** START GIVEN INFORMATION **

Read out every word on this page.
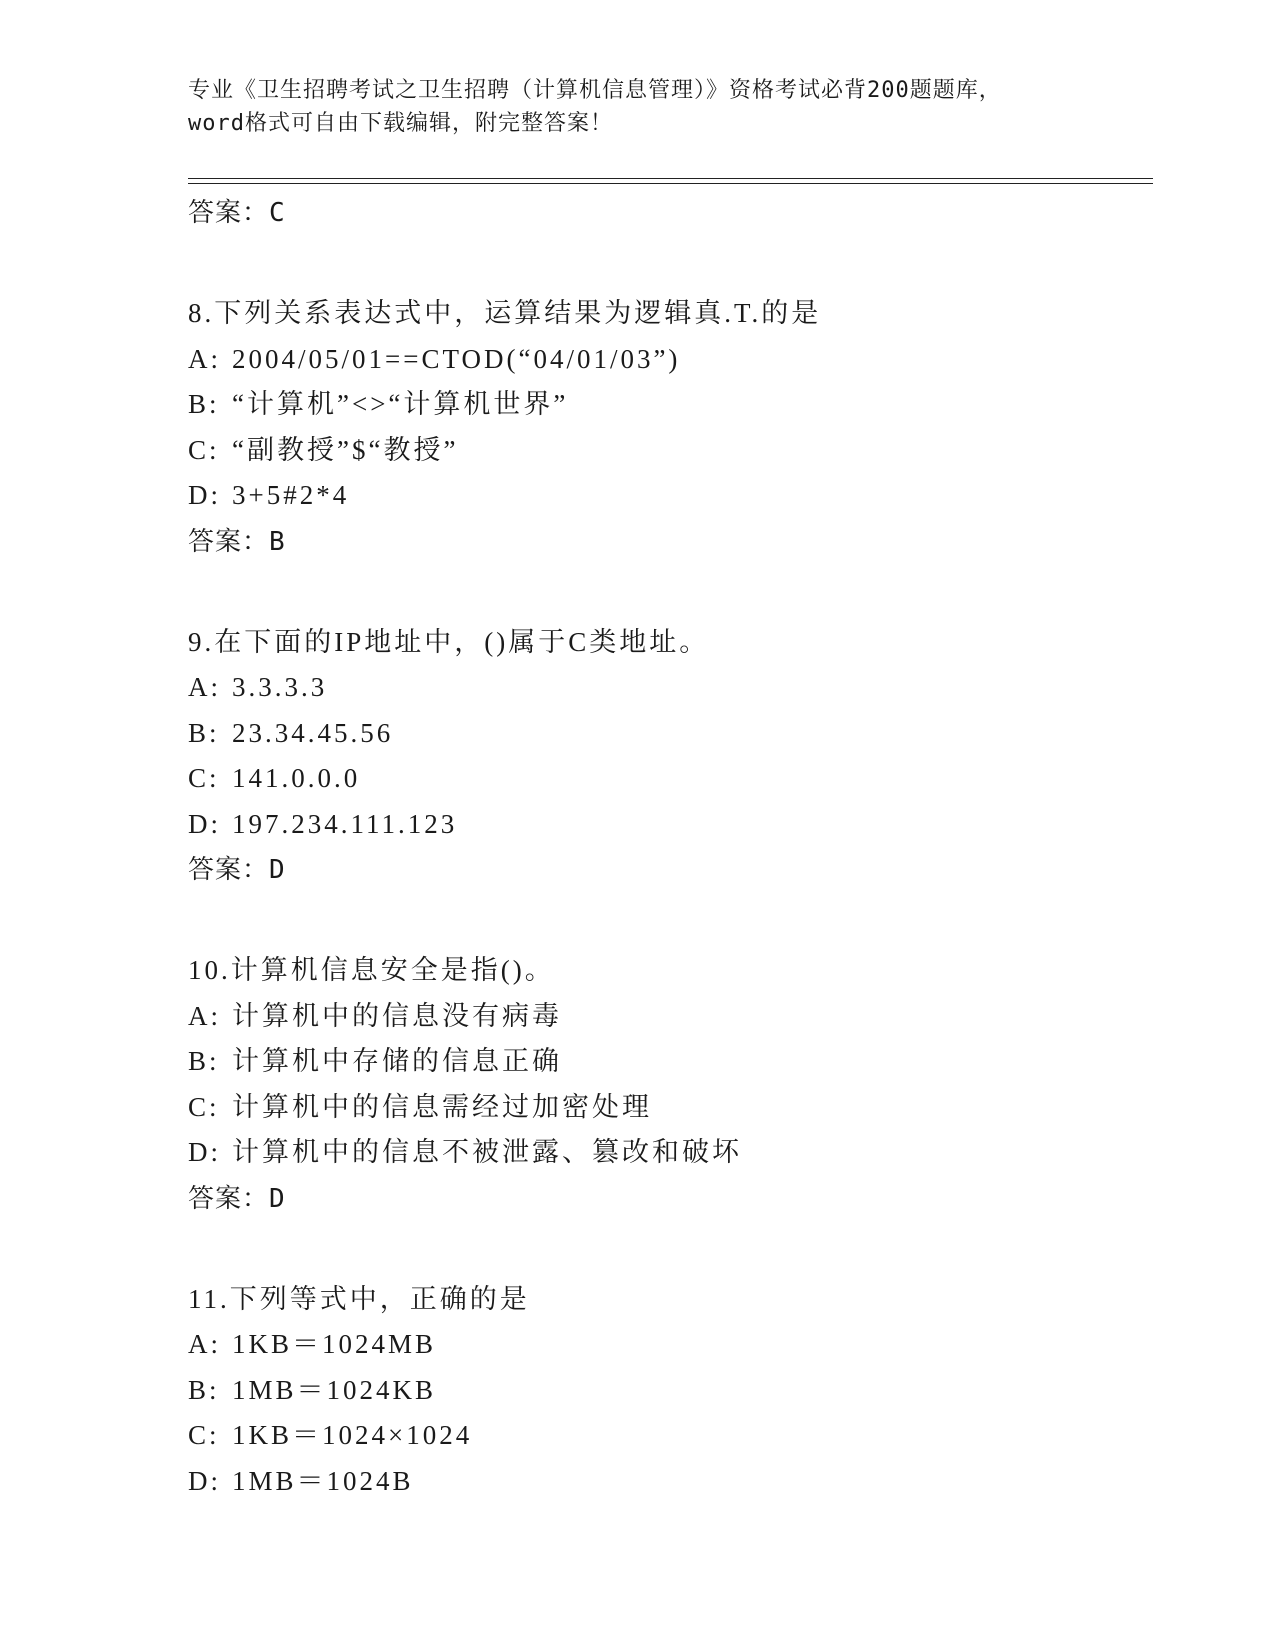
专业《卫生招聘考试之卫生招聘（计算机信息管理）》资格考试必背200题题库，
word格式可自由下载编辑，附完整答案！
答案：C
8.下列关系表达式中，运算结果为逻辑真.T.的是
A: 2004/05/01==CTOD(“04/01/03”)
B: “计算机”<>“计算机世界”
C: “副教授”$“教授”
D: 3+5#2*4
答案：B
9.在下面的IP地址中，()属于C类地址。
A: 3.3.3.3
B: 23.34.45.56
C: 141.0.0.0
D: 197.234.111.123
答案：D
10.计算机信息安全是指()。
A: 计算机中的信息没有病毒
B: 计算机中存储的信息正确
C: 计算机中的信息需经过加密处理
D: 计算机中的信息不被泄露、篡改和破坏
答案：D
11.下列等式中，正确的是
A: 1KB＝1024MB
B: 1MB＝1024KB
C: 1KB＝1024×1024
D: 1MB＝1024B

** END GIVEN INFORMATION **

**WHAT IS BEING ASKED**
Copy the data character for character, but drop all pictures from the copy.

**SOLUTION FOR THIS TASK**
Read out every word on this page.
专业《卫生招聘考试之卫生招聘（计算机信息管理）》资格考试必背200题题库，
word格式可自由下载编辑，附完整答案！
答案：C
8.下列关系表达式中，运算结果为逻辑真.T.的是
A: 2004/05/01==CTOD(“04/01/03”)
B: “计算机”<>“计算机世界”
C: “副教授”$“教授”
D: 3+5#2*4
答案：B
9.在下面的IP地址中，()属于C类地址。
A: 3.3.3.3
B: 23.34.45.56
C: 141.0.0.0
D: 197.234.111.123
答案：D
10.计算机信息安全是指()。
A: 计算机中的信息没有病毒
B: 计算机中存储的信息正确
C: 计算机中的信息需经过加密处理
D: 计算机中的信息不被泄露、篡改和破坏
答案：D
11.下列等式中，正确的是
A: 1KB＝1024MB
B: 1MB＝1024KB
C: 1KB＝1024×1024
D: 1MB＝1024B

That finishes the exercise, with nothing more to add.